Kurdisches Tee-Haus amtlich versiegelt

■ Bremer Verein vom PKK-Verbot betroffen / Innensenator stimmte zu, Kritik von Grünen und SPD

„Das ist doch kein PKK-Büro. Wir kommen hierher, um uns zu unterhalten, Tee zu trinken und zu lesen.“ Zornig sammelten sich gestern vormittag kurdische Männer vor dem Neustädter Lokal des „Mesopotamischen Kulturvereins“. Um sechs Uhr hatte die Polizei damit begonnen, alles was nach den beiden Anfang des Monats durchgeführten Durchsuchungen noch übriggeblieben war, einzupacken und fortzufahren. Nachdem selbst alle 50 Tische und 200 Stühle abtransportiert waren, blieb nur noch eine gähnend leere Halle zurück, die amtlich versperrt und versiegelt wurde.

Als Mitglied der „Föderation der patriotischen Arbeiter- und Kulturvereinigungen aus Kurdistan in der Bundesrepublik“ (FEYK-Kurdistan) fällt der Bremer Mesopotamische Kulturverein unter das gestern von Bundesinnenminister Kanther verfügte PKK-Verbot. Im Land Bremen ist davon außerdem noch der „Kurdische Kulturverein“ im Bremerhavener Stadtteil Geestemünde betroffen. Auch dort wurde das Vereinslokal leergeräumt und versiegelt. Alle Vorstandsmitglieder der beiden Vereine bekamen im Morgengrauen ebenfalls unangemeldeten Besuch der Polizei. Einige Unterlagen und etwas Geld der Vereine sei dabei beschlagnahmt worden, teilte die Polizei anschließend mit.

„Die beschlagnahmten Dinge gehen ins Bundesvermögen über“, teilte der beim Innensenator für die Schließungsaktion zuständige Referent, Horst Heyn. Die Miete für das amtlich geschlossene Lokal müßte der Verein im Prinzip jedoch trotzdem weiterzahlen, so der stellvertretende Leiter des Stadtamtes, Joachim Becker. Sollten einzelne Mitglieder der verbotenen Vereine versuchen, sich wieder neu zu organisieren, könnte das Bremer Stadtamt solche „Folgevereine“ ebenfalls wieder verbieten, sagt Heyn.

Auch in Niedersachsen sind zwei kurdische Vereine in Celle und Hannover von dem PKK-Verbot betroffen. Ebenso wie in Bremen wurden deren Lokale und die Wohnungen der Vorstandsmitglieder gestern am frühen Morgen durchsucht. Dem PKK-Verbot des Bundesinnenministers war am Donnerstag ein Beschluß der Innenministerkonferenz der Länder vorausgegangen. Dort hatte auch Bremens Innensenator Friedrich van Nispen (FDP) dem Verbot zugestimmt.
━━━━
(Deine Aufgabe) Schreib den Artikel über das versiegelte kurdische Tee-Haus in Bremen nach seinem letzten Satz weiter. Die Daten haben mit dem Artikel nichts zu tun.

(Gegebene Daten)
━━━━
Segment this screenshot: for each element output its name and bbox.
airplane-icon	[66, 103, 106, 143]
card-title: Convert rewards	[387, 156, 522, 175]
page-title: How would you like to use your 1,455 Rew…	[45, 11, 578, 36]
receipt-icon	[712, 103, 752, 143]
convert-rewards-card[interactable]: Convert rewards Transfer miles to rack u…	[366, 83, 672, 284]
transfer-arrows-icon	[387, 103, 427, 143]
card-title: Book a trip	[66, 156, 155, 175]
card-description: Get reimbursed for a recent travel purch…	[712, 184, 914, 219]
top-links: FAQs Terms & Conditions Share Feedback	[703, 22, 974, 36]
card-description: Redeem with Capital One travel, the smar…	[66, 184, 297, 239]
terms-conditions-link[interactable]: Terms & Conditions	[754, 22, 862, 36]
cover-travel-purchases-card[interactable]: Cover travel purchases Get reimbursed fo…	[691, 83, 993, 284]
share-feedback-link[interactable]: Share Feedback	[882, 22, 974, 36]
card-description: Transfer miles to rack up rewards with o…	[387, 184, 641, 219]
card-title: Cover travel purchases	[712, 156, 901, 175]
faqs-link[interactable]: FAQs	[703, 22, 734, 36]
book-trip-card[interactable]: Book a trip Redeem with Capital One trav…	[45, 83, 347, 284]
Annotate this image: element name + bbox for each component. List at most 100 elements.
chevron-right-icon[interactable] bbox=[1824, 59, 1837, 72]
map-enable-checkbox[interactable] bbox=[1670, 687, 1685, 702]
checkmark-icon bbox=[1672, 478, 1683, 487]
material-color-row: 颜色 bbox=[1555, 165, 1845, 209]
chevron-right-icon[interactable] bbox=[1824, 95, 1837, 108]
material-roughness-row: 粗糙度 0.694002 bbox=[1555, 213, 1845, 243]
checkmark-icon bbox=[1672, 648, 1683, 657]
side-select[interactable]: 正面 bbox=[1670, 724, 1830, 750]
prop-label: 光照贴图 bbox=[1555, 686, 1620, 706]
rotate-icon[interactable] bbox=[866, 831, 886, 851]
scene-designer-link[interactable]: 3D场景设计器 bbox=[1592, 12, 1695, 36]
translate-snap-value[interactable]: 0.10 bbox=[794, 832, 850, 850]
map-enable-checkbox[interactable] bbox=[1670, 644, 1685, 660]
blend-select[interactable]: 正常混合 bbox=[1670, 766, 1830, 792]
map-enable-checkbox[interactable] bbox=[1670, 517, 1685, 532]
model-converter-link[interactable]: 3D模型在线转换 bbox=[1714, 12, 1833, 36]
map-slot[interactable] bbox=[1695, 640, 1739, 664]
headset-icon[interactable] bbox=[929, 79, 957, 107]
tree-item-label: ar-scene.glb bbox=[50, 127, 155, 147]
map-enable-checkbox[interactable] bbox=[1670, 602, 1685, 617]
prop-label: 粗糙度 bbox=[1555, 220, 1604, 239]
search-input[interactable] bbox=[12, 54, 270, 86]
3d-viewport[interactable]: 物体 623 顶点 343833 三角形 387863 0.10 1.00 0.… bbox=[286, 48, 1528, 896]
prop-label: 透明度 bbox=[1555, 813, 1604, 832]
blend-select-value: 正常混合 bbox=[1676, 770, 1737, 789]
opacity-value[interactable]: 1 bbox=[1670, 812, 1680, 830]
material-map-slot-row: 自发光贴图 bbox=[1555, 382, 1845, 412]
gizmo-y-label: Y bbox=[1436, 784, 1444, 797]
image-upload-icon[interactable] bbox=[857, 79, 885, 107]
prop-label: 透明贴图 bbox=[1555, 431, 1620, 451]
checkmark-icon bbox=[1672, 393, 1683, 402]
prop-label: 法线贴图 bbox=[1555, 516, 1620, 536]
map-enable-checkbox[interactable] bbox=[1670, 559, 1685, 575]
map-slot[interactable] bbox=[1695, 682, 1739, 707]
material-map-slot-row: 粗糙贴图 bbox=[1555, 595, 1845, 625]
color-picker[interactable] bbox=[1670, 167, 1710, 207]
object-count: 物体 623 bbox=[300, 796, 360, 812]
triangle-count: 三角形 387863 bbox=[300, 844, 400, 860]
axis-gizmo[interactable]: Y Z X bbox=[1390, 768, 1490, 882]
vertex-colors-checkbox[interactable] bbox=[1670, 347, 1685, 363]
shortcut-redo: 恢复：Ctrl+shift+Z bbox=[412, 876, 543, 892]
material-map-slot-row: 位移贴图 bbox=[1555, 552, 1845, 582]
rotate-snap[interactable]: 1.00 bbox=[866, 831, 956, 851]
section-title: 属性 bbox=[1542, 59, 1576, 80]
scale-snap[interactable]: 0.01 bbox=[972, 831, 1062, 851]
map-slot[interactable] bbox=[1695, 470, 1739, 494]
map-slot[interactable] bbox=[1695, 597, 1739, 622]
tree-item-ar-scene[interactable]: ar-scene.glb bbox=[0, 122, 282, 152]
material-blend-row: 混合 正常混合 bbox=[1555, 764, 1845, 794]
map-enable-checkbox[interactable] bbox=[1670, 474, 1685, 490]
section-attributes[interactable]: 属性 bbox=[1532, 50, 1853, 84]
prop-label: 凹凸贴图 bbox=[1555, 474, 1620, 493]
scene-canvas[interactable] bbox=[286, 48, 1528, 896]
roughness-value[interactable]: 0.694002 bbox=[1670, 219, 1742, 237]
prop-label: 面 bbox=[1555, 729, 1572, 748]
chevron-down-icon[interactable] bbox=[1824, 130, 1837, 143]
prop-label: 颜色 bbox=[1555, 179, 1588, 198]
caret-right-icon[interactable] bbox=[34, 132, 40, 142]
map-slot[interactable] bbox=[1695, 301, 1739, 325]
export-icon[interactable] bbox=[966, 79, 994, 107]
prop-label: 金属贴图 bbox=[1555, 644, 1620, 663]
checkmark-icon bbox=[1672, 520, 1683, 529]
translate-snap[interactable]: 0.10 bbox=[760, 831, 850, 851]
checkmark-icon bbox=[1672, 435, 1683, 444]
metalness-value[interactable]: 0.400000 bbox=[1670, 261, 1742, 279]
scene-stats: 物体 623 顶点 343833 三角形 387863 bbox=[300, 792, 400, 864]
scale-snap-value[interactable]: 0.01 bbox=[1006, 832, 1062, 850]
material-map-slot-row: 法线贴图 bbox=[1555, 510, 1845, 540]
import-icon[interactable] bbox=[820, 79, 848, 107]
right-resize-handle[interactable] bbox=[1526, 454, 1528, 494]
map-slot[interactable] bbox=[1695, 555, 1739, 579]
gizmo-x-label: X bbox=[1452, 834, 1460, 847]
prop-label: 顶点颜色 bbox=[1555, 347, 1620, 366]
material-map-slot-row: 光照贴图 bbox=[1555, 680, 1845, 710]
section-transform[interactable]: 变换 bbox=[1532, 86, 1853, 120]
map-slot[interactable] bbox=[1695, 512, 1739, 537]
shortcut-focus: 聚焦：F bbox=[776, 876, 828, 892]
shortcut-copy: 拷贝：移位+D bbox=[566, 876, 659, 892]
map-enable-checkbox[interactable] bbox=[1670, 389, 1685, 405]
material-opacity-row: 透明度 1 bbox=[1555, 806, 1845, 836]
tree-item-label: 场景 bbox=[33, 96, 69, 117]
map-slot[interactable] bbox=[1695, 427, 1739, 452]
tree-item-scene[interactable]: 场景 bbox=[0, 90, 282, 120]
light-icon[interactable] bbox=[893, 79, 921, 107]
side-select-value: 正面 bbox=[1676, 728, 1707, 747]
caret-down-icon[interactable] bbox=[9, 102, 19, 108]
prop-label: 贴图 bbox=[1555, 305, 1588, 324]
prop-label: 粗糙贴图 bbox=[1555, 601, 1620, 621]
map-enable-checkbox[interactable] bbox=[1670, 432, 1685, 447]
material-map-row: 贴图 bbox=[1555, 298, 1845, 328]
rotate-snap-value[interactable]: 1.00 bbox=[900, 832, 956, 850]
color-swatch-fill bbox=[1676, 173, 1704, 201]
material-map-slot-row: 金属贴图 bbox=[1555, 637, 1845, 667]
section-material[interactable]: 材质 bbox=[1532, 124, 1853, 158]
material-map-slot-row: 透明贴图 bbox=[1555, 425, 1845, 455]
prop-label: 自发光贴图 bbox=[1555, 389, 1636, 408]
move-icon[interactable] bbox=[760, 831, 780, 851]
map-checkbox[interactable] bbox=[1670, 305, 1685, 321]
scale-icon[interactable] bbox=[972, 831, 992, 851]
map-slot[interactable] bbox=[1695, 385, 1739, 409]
━━━━
(Ergebnis)
Scharfe Kritik an diesem Vorgehen übte gestern der Sprecher der grünen Fraktion in der Bremer Bürgerschaft, Martin Thomas. Angesichts der „unverantwortlichen deutschen Waffenlieferungen an das Nato-Land Türkei“ könne das PKK-Verbot „nur als Freundschaftsdienst der Bundesregierung an das türkische Militär verstanden werden“. Thomas befürchtet, daß damit „tausende in Deutschland lebende Kurden getroffen und diskriminiert werden, die sich mit friedlichen Mitteln für die Autonomie Kurdistans einsetzen“.

Ähnlich äußerte sich auch die ausländerpolitische Sprecherin der SPD-Bürgerschaftsfraktion, Barbara Noack. Das Verbot werde die PKK in Deutschland lediglich in den Untergrund zwingen, und „vor allem wird die türkische Regierung das Verbot als Zustimmung zu ihrer Unterdrückungspolitik gegenüber dem kurdischen Volk interpretieren“.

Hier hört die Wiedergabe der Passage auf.